● Exercise objective:
Each entry below is to be printed verbatim.
## start Records supplied
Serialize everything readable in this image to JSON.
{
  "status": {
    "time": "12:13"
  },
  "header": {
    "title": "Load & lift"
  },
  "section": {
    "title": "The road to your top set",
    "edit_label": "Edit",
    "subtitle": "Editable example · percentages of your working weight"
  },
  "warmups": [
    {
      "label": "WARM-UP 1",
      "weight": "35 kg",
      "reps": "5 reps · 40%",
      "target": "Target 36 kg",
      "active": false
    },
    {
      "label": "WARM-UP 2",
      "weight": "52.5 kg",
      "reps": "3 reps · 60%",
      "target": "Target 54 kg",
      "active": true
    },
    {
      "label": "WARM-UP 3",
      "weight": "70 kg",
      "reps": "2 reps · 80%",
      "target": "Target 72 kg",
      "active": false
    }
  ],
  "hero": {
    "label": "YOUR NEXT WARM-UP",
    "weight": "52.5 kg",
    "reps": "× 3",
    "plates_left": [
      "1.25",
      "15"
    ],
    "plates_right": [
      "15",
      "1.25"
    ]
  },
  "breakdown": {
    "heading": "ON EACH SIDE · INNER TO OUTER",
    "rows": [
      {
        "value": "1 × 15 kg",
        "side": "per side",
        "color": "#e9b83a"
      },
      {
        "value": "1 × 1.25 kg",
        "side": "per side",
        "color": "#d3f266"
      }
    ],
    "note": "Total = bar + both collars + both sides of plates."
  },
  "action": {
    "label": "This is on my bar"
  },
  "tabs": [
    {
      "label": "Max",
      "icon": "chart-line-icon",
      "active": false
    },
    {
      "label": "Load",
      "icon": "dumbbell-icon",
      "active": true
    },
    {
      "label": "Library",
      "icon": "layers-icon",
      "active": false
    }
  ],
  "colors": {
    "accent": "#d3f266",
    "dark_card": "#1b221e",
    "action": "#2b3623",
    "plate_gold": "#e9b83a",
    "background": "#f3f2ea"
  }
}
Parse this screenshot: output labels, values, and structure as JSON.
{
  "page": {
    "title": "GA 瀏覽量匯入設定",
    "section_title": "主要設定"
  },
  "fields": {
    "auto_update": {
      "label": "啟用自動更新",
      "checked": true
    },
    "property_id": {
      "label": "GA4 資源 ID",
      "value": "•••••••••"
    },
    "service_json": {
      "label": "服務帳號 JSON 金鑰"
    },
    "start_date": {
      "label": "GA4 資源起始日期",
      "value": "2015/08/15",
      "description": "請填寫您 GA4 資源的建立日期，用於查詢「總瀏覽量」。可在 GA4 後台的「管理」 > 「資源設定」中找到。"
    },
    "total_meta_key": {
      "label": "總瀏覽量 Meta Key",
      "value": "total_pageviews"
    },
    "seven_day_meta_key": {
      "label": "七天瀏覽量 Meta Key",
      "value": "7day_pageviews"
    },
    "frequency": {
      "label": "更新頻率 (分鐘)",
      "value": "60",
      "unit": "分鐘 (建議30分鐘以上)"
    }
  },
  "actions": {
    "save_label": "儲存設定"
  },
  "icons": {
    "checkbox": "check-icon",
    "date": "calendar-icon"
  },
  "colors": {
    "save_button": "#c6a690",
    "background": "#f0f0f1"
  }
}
## end Records supplied
● Result:
Serialize everything readable in this image to JSON.
{
  "status": {
    "time": "12:13"
  },
  "header": {
    "title": "Load & lift"
  },
  "section": {
    "title": "The road to your top set",
    "edit_label": "Edit",
    "subtitle": "Editable example · percentages of your working weight"
  },
  "warmups": [
    {
      "label": "WARM-UP 1",
      "weight": "35 kg",
      "reps": "5 reps · 40%",
      "target": "Target 36 kg",
      "active": false
    },
    {
      "label": "WARM-UP 2",
      "weight": "52.5 kg",
      "reps": "3 reps · 60%",
      "target": "Target 54 kg",
      "active": true
    },
    {
      "label": "WARM-UP 3",
      "weight": "70 kg",
      "reps": "2 reps · 80%",
      "target": "Target 72 kg",
      "active": false
    }
  ],
  "hero": {
    "label": "YOUR NEXT WARM-UP",
    "weight": "52.5 kg",
    "reps": "× 3",
    "plates_left": [
      "1.25",
      "15"
    ],
    "plates_right": [
      "15",
      "1.25"
    ]
  },
  "breakdown": {
    "heading": "ON EACH SIDE · INNER TO OUTER",
    "rows": [
      {
        "value": "1 × 15 kg",
        "side": "per side",
        "color": "#e9b83a"
      },
      {
        "value": "1 × 1.25 kg",
        "side": "per side",
        "color": "#d3f266"
      }
    ],
    "note": "Total = bar + both collars + both sides of plates."
  },
  "action": {
    "label": "This is on my bar"
  },
  "tabs": [
    {
      "label": "Max",
      "icon": "chart-line-icon",
      "active": false
    },
    {
      "label": "Load",
      "icon": "dumbbell-icon",
      "active": true
    },
    {
      "label": "Library",
      "icon": "layers-icon",
      "active": false
    }
  ],
  "colors": {
    "accent": "#d3f266",
    "dark_card": "#1b221e",
    "action": "#2b3623",
    "plate_gold": "#e9b83a",
    "background": "#f3f2ea"
  }
}
Parse this screenshot: output labels, values, and structure as JSON.
{
  "page": {
    "title": "GA 瀏覽量匯入設定",
    "section_title": "主要設定"
  },
  "fields": {
    "auto_update": {
      "label": "啟用自動更新",
      "checked": true
    },
    "property_id": {
      "label": "GA4 資源 ID",
      "value": "•••••••••"
    },
    "service_json": {
      "label": "服務帳號 JSON 金鑰"
    },
    "start_date": {
      "label": "GA4 資源起始日期",
      "value": "2015/08/15",
      "description": "請填寫您 GA4 資源的建立日期，用於查詢「總瀏覽量」。可在 GA4 後台的「管理」 > 「資源設定」中找到。"
    },
    "total_meta_key": {
      "label": "總瀏覽量 Meta Key",
      "value": "total_pageviews"
    },
    "seven_day_meta_key": {
      "label": "七天瀏覽量 Meta Key",
      "value": "7day_pageviews"
    },
    "frequency": {
      "label": "更新頻率 (分鐘)",
      "value": "60",
      "unit": "分鐘 (建議30分鐘以上)"
    }
  },
  "actions": {
    "save_label": "儲存設定"
  },
  "icons": {
    "checkbox": "check-icon",
    "date": "calendar-icon"
  },
  "colors": {
    "save_button": "#c6a690",
    "background": "#f0f0f1"
  }
}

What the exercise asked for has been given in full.